Do this -> Look through the records below and give the number of lines holding the string "Ngọc", nothing more.

─── Dataset rows ───

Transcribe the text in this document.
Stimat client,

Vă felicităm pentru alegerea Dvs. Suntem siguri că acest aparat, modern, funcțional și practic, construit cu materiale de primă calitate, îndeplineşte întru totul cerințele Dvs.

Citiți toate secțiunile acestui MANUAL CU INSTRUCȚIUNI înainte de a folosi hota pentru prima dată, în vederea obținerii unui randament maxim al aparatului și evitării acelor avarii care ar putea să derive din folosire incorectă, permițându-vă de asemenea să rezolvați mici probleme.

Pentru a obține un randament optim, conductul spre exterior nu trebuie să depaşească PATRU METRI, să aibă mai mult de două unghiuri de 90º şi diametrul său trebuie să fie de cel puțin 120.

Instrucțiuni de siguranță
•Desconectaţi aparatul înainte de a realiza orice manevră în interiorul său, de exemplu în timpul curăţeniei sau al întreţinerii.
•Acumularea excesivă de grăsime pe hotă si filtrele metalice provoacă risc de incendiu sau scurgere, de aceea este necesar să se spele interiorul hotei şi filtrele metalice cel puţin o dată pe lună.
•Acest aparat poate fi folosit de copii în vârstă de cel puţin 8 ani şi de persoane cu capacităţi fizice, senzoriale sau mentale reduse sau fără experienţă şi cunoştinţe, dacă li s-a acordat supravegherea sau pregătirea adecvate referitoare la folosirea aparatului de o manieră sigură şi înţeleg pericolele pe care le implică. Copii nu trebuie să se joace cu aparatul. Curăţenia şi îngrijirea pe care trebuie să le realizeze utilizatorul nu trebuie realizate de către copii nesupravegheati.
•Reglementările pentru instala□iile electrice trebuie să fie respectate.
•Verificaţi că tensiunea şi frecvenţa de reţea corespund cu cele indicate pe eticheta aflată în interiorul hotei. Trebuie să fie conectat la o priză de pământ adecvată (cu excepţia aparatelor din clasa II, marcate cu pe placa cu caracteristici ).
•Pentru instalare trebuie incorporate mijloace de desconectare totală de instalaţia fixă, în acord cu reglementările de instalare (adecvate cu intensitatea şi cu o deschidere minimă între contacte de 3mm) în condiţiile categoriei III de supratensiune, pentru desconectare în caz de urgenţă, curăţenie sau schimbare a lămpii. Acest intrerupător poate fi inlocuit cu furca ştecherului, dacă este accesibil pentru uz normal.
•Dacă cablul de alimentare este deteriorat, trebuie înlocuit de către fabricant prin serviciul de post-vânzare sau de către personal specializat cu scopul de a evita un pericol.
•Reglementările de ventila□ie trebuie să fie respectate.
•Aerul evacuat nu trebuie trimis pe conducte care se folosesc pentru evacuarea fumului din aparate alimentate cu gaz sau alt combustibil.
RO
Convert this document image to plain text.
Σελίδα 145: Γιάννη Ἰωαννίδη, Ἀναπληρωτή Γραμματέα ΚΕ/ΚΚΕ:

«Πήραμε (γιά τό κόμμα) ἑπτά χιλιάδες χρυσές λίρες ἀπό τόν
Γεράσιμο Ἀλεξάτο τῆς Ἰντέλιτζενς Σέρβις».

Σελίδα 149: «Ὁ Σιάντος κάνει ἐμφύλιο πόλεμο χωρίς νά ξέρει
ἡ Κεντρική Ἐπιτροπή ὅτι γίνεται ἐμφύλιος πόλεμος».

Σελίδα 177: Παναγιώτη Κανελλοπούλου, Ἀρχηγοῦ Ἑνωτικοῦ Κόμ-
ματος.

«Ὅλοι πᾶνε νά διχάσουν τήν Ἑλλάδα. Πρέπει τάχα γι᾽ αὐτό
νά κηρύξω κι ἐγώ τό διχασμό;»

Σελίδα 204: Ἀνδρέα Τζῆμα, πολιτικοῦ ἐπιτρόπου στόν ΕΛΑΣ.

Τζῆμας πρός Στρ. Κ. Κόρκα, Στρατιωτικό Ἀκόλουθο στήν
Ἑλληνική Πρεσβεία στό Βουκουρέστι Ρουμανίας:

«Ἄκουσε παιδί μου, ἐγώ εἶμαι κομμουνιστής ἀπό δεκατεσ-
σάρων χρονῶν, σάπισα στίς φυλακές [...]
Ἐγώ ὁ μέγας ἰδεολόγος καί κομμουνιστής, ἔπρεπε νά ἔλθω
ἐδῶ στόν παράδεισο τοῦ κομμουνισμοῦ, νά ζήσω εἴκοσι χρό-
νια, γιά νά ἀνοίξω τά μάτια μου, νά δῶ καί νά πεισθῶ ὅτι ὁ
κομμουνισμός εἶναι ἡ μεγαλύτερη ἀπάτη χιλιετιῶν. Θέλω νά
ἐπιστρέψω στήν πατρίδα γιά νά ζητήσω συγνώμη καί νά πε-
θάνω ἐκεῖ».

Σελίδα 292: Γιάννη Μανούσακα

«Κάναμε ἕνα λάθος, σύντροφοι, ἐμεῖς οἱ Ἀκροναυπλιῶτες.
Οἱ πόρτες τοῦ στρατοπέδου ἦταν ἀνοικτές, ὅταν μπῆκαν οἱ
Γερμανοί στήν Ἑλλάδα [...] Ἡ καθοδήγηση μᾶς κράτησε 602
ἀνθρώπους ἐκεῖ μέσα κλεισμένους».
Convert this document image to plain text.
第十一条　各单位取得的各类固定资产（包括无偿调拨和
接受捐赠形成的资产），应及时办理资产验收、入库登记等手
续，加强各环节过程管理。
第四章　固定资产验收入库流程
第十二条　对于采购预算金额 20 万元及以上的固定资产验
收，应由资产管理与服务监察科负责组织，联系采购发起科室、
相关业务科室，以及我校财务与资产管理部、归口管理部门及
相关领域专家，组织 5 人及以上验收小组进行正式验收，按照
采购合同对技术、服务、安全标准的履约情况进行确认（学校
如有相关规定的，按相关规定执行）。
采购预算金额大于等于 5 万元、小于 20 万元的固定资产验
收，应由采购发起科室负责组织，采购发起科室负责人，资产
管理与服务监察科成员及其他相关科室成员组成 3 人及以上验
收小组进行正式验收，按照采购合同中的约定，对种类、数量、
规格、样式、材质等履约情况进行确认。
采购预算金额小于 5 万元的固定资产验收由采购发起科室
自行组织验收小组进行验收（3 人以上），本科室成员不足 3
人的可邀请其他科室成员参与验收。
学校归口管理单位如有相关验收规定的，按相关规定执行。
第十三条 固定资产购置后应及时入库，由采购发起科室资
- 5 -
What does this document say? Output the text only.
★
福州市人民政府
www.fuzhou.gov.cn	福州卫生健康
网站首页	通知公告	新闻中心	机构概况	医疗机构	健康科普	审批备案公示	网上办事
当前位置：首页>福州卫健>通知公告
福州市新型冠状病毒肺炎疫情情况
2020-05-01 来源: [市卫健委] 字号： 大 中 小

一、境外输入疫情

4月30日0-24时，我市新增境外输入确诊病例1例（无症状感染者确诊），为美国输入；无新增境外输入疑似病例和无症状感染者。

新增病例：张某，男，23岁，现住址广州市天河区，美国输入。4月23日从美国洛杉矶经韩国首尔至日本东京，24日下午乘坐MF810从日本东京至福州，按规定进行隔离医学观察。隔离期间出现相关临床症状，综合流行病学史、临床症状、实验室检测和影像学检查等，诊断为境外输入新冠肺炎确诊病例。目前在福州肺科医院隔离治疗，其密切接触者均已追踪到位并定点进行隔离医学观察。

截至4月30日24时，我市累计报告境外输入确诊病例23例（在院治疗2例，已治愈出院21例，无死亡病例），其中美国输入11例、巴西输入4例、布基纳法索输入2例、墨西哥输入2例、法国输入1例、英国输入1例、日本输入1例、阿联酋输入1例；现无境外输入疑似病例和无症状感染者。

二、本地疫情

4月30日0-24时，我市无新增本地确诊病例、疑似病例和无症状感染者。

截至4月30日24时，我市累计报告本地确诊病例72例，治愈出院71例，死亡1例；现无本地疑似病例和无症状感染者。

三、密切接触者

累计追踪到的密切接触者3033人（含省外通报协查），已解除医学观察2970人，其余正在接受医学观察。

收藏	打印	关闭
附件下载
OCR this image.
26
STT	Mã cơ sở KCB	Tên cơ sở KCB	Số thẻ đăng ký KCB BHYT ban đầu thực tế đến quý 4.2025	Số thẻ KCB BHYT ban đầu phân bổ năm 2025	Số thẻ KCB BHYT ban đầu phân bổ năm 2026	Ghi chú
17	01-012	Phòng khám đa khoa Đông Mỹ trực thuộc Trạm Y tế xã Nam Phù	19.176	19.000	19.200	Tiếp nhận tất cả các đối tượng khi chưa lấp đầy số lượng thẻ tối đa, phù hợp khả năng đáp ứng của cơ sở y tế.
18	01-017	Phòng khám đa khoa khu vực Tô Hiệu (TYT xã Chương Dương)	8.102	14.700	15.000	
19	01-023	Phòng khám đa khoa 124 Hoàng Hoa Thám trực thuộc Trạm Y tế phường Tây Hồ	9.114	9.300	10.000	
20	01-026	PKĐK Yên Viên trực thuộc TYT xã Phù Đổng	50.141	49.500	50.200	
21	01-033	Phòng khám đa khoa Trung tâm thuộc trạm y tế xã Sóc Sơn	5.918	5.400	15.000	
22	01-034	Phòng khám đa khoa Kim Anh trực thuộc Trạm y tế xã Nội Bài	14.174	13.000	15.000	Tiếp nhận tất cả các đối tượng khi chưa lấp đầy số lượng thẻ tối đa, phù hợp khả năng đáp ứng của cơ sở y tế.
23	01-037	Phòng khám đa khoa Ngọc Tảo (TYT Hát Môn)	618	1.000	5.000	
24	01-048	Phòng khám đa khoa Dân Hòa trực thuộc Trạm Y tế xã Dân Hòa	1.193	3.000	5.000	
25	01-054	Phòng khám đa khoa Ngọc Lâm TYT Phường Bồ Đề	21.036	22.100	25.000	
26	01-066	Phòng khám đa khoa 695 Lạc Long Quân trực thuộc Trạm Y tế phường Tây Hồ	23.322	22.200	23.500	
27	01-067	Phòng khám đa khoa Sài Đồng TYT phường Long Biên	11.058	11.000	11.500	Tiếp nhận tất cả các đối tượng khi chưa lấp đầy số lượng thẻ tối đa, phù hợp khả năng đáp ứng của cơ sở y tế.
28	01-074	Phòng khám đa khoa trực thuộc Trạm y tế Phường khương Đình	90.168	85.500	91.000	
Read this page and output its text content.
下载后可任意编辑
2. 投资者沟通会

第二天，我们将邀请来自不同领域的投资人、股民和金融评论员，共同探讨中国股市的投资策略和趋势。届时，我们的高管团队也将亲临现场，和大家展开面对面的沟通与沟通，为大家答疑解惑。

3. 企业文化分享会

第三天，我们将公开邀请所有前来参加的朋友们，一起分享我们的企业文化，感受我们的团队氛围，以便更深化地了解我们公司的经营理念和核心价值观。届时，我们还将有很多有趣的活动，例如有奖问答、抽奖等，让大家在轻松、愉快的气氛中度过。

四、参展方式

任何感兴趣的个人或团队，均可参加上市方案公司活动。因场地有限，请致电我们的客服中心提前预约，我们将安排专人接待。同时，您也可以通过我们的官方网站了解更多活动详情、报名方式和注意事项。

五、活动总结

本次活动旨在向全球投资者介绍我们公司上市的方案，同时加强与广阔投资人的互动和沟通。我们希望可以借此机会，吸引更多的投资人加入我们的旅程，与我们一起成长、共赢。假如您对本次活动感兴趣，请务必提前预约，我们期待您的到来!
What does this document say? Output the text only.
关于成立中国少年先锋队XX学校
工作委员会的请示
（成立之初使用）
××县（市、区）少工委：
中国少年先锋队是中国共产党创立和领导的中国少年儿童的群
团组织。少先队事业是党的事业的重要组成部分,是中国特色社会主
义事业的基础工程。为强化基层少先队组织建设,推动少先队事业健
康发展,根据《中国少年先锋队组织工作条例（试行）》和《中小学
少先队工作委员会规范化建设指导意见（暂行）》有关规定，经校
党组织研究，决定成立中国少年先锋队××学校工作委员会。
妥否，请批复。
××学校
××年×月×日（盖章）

───

Written solution -> 2